Extracted records:
==*==
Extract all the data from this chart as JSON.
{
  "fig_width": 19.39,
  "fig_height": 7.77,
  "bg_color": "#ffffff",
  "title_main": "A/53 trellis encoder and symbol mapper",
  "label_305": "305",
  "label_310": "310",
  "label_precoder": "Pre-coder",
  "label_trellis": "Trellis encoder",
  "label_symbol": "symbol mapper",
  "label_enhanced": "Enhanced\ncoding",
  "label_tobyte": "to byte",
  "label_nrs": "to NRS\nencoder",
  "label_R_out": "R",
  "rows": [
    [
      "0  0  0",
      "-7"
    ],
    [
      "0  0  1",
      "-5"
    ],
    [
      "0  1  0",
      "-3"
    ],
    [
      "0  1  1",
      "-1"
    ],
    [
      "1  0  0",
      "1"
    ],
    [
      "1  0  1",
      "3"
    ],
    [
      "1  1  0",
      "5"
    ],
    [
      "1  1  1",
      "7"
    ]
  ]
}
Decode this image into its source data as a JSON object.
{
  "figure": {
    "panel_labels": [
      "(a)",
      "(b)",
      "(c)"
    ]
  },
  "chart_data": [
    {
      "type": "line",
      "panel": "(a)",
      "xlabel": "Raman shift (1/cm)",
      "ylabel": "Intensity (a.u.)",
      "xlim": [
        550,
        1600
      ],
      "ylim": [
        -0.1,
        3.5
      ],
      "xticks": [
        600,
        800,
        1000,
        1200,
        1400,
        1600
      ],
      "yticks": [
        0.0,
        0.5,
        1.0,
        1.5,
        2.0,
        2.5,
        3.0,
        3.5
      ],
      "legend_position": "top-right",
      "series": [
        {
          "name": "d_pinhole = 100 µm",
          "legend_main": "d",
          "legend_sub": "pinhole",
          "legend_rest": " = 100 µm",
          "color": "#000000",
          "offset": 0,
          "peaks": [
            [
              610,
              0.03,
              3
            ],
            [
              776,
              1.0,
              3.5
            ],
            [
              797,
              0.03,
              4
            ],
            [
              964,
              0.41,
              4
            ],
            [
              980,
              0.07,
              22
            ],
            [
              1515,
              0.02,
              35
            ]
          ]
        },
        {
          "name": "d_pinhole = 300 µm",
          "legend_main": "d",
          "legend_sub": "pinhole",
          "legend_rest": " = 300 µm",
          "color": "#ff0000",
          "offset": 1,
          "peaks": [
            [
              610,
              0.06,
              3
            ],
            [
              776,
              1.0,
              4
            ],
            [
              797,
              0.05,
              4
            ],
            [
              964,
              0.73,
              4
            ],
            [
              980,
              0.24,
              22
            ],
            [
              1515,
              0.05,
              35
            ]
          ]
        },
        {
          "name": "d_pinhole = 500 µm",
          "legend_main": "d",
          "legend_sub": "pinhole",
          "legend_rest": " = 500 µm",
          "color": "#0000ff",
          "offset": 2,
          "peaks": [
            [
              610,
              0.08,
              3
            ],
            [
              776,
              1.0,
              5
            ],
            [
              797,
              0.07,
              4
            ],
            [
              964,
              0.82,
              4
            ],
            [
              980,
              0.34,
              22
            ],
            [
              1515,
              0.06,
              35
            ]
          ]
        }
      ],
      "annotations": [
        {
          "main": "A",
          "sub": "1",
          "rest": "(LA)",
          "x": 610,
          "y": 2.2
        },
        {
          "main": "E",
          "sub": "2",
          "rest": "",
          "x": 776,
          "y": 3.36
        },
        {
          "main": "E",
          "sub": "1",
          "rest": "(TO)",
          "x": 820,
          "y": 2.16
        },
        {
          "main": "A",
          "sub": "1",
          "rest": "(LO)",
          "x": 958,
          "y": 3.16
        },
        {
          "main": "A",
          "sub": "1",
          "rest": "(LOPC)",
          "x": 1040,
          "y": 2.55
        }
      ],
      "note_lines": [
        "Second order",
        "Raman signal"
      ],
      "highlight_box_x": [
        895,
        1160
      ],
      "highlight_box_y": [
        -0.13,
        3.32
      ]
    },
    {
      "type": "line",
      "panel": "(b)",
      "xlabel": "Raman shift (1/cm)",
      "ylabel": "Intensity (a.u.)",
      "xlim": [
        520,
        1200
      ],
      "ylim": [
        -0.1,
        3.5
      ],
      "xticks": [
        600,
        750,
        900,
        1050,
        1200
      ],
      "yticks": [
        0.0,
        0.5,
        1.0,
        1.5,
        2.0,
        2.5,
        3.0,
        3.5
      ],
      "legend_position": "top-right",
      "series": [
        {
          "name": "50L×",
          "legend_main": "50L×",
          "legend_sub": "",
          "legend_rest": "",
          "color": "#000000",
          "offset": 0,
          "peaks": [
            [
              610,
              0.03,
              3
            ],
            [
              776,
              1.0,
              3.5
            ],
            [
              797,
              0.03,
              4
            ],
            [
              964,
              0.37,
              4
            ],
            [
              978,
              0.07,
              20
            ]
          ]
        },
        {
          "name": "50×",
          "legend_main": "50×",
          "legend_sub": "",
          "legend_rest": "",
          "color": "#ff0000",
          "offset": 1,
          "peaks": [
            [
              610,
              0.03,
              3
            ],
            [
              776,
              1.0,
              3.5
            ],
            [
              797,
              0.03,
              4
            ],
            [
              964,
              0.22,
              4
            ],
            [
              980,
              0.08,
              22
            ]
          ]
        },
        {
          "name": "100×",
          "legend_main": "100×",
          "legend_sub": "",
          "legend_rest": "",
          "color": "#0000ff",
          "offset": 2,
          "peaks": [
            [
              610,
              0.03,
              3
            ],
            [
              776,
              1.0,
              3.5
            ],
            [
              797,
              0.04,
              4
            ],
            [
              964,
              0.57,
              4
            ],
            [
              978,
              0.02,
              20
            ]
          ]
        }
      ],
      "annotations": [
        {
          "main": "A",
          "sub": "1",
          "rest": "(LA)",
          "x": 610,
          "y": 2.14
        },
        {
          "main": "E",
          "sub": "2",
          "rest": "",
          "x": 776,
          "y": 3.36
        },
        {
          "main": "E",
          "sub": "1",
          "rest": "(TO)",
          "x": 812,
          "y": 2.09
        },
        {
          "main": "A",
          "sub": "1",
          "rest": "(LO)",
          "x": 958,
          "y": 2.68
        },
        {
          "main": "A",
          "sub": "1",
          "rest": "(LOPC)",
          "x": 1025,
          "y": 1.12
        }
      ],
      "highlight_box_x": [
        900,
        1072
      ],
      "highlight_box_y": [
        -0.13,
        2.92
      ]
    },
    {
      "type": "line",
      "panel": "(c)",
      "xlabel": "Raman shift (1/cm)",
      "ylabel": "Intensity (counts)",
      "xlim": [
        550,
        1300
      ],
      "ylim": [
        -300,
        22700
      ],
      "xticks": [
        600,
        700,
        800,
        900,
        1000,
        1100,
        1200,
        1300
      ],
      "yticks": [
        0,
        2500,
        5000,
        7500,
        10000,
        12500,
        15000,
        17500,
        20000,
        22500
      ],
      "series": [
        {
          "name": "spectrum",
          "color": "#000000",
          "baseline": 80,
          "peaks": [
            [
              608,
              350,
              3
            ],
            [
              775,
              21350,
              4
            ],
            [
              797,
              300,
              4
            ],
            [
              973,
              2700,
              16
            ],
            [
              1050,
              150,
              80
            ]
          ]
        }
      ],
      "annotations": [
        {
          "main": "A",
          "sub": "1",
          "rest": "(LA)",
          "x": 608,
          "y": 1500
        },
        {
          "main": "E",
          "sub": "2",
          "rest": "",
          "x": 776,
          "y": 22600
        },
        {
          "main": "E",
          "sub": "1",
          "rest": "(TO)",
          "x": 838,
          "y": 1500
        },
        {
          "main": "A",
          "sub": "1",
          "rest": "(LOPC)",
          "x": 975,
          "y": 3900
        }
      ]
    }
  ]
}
==*==
EXERCISE OBJECTIVE >> Extract all of the data above and output it character for character.

THE COMPLETED TASK >>
Extract all the data from this chart as JSON.
{
  "fig_width": 19.39,
  "fig_height": 7.77,
  "bg_color": "#ffffff",
  "title_main": "A/53 trellis encoder and symbol mapper",
  "label_305": "305",
  "label_310": "310",
  "label_precoder": "Pre-coder",
  "label_trellis": "Trellis encoder",
  "label_symbol": "symbol mapper",
  "label_enhanced": "Enhanced\ncoding",
  "label_tobyte": "to byte",
  "label_nrs": "to NRS\nencoder",
  "label_R_out": "R",
  "rows": [
    [
      "0  0  0",
      "-7"
    ],
    [
      "0  0  1",
      "-5"
    ],
    [
      "0  1  0",
      "-3"
    ],
    [
      "0  1  1",
      "-1"
    ],
    [
      "1  0  0",
      "1"
    ],
    [
      "1  0  1",
      "3"
    ],
    [
      "1  1  0",
      "5"
    ],
    [
      "1  1  1",
      "7"
    ]
  ]
}
Decode this image into its source data as a JSON object.
{
  "figure": {
    "panel_labels": [
      "(a)",
      "(b)",
      "(c)"
    ]
  },
  "chart_data": [
    {
      "type": "line",
      "panel": "(a)",
      "xlabel": "Raman shift (1/cm)",
      "ylabel": "Intensity (a.u.)",
      "xlim": [
        550,
        1600
      ],
      "ylim": [
        -0.1,
        3.5
      ],
      "xticks": [
        600,
        800,
        1000,
        1200,
        1400,
        1600
      ],
      "yticks": [
        0.0,
        0.5,
        1.0,
        1.5,
        2.0,
        2.5,
        3.0,
        3.5
      ],
      "legend_position": "top-right",
      "series": [
        {
          "name": "d_pinhole = 100 µm",
          "legend_main": "d",
          "legend_sub": "pinhole",
          "legend_rest": " = 100 µm",
          "color": "#000000",
          "offset": 0,
          "peaks": [
            [
              610,
              0.03,
              3
            ],
            [
              776,
              1.0,
              3.5
            ],
            [
              797,
              0.03,
              4
            ],
            [
              964,
              0.41,
              4
            ],
            [
              980,
              0.07,
              22
            ],
            [
              1515,
              0.02,
              35
            ]
          ]
        },
        {
          "name": "d_pinhole = 300 µm",
          "legend_main": "d",
          "legend_sub": "pinhole",
          "legend_rest": " = 300 µm",
          "color": "#ff0000",
          "offset": 1,
          "peaks": [
            [
              610,
              0.06,
              3
            ],
            [
              776,
              1.0,
              4
            ],
            [
              797,
              0.05,
              4
            ],
            [
              964,
              0.73,
              4
            ],
            [
              980,
              0.24,
              22
            ],
            [
              1515,
              0.05,
              35
            ]
          ]
        },
        {
          "name": "d_pinhole = 500 µm",
          "legend_main": "d",
          "legend_sub": "pinhole",
          "legend_rest": " = 500 µm",
          "color": "#0000ff",
          "offset": 2,
          "peaks": [
            [
              610,
              0.08,
              3
            ],
            [
              776,
              1.0,
              5
            ],
            [
              797,
              0.07,
              4
            ],
            [
              964,
              0.82,
              4
            ],
            [
              980,
              0.34,
              22
            ],
            [
              1515,
              0.06,
              35
            ]
          ]
        }
      ],
      "annotations": [
        {
          "main": "A",
          "sub": "1",
          "rest": "(LA)",
          "x": 610,
          "y": 2.2
        },
        {
          "main": "E",
          "sub": "2",
          "rest": "",
          "x": 776,
          "y": 3.36
        },
        {
          "main": "E",
          "sub": "1",
          "rest": "(TO)",
          "x": 820,
          "y": 2.16
        },
        {
          "main": "A",
          "sub": "1",
          "rest": "(LO)",
          "x": 958,
          "y": 3.16
        },
        {
          "main": "A",
          "sub": "1",
          "rest": "(LOPC)",
          "x": 1040,
          "y": 2.55
        }
      ],
      "note_lines": [
        "Second order",
        "Raman signal"
      ],
      "highlight_box_x": [
        895,
        1160
      ],
      "highlight_box_y": [
        -0.13,
        3.32
      ]
    },
    {
      "type": "line",
      "panel": "(b)",
      "xlabel": "Raman shift (1/cm)",
      "ylabel": "Intensity (a.u.)",
      "xlim": [
        520,
        1200
      ],
      "ylim": [
        -0.1,
        3.5
      ],
      "xticks": [
        600,
        750,
        900,
        1050,
        1200
      ],
      "yticks": [
        0.0,
        0.5,
        1.0,
        1.5,
        2.0,
        2.5,
        3.0,
        3.5
      ],
      "legend_position": "top-right",
      "series": [
        {
          "name": "50L×",
          "legend_main": "50L×",
          "legend_sub": "",
          "legend_rest": "",
          "color": "#000000",
          "offset": 0,
          "peaks": [
            [
              610,
              0.03,
              3
            ],
            [
              776,
              1.0,
              3.5
            ],
            [
              797,
              0.03,
              4
            ],
            [
              964,
              0.37,
              4
            ],
            [
              978,
              0.07,
              20
            ]
          ]
        },
        {
          "name": "50×",
          "legend_main": "50×",
          "legend_sub": "",
          "legend_rest": "",
          "color": "#ff0000",
          "offset": 1,
          "peaks": [
            [
              610,
              0.03,
              3
            ],
            [
              776,
              1.0,
              3.5
            ],
            [
              797,
              0.03,
              4
            ],
            [
              964,
              0.22,
              4
            ],
            [
              980,
              0.08,
              22
            ]
          ]
        },
        {
          "name": "100×",
          "legend_main": "100×",
          "legend_sub": "",
          "legend_rest": "",
          "color": "#0000ff",
          "offset": 2,
          "peaks": [
            [
              610,
              0.03,
              3
            ],
            [
              776,
              1.0,
              3.5
            ],
            [
              797,
              0.04,
              4
            ],
            [
              964,
              0.57,
              4
            ],
            [
              978,
              0.02,
              20
            ]
          ]
        }
      ],
      "annotations": [
        {
          "main": "A",
          "sub": "1",
          "rest": "(LA)",
          "x": 610,
          "y": 2.14
        },
        {
          "main": "E",
          "sub": "2",
          "rest": "",
          "x": 776,
          "y": 3.36
        },
        {
          "main": "E",
          "sub": "1",
          "rest": "(TO)",
          "x": 812,
          "y": 2.09
        },
        {
          "main": "A",
          "sub": "1",
          "rest": "(LO)",
          "x": 958,
          "y": 2.68
        },
        {
          "main": "A",
          "sub": "1",
          "rest": "(LOPC)",
          "x": 1025,
          "y": 1.12
        }
      ],
      "highlight_box_x": [
        900,
        1072
      ],
      "highlight_box_y": [
        -0.13,
        2.92
      ]
    },
    {
      "type": "line",
      "panel": "(c)",
      "xlabel": "Raman shift (1/cm)",
      "ylabel": "Intensity (counts)",
      "xlim": [
        550,
        1300
      ],
      "ylim": [
        -300,
        22700
      ],
      "xticks": [
        600,
        700,
        800,
        900,
        1000,
        1100,
        1200,
        1300
      ],
      "yticks": [
        0,
        2500,
        5000,
        7500,
        10000,
        12500,
        15000,
        17500,
        20000,
        22500
      ],
      "series": [
        {
          "name": "spectrum",
          "color": "#000000",
          "baseline": 80,
          "peaks": [
            [
              608,
              350,
              3
            ],
            [
              775,
              21350,
              4
            ],
            [
              797,
              300,
              4
            ],
            [
              973,
              2700,
              16
            ],
            [
              1050,
              150,
              80
            ]
          ]
        }
      ],
      "annotations": [
        {
          "main": "A",
          "sub": "1",
          "rest": "(LA)",
          "x": 608,
          "y": 1500
        },
        {
          "main": "E",
          "sub": "2",
          "rest": "",
          "x": 776,
          "y": 22600
        },
        {
          "main": "E",
          "sub": "1",
          "rest": "(TO)",
          "x": 838,
          "y": 1500
        },
        {
          "main": "A",
          "sub": "1",
          "rest": "(LOPC)",
          "x": 975,
          "y": 3900
        }
      ]
    }
  ]
}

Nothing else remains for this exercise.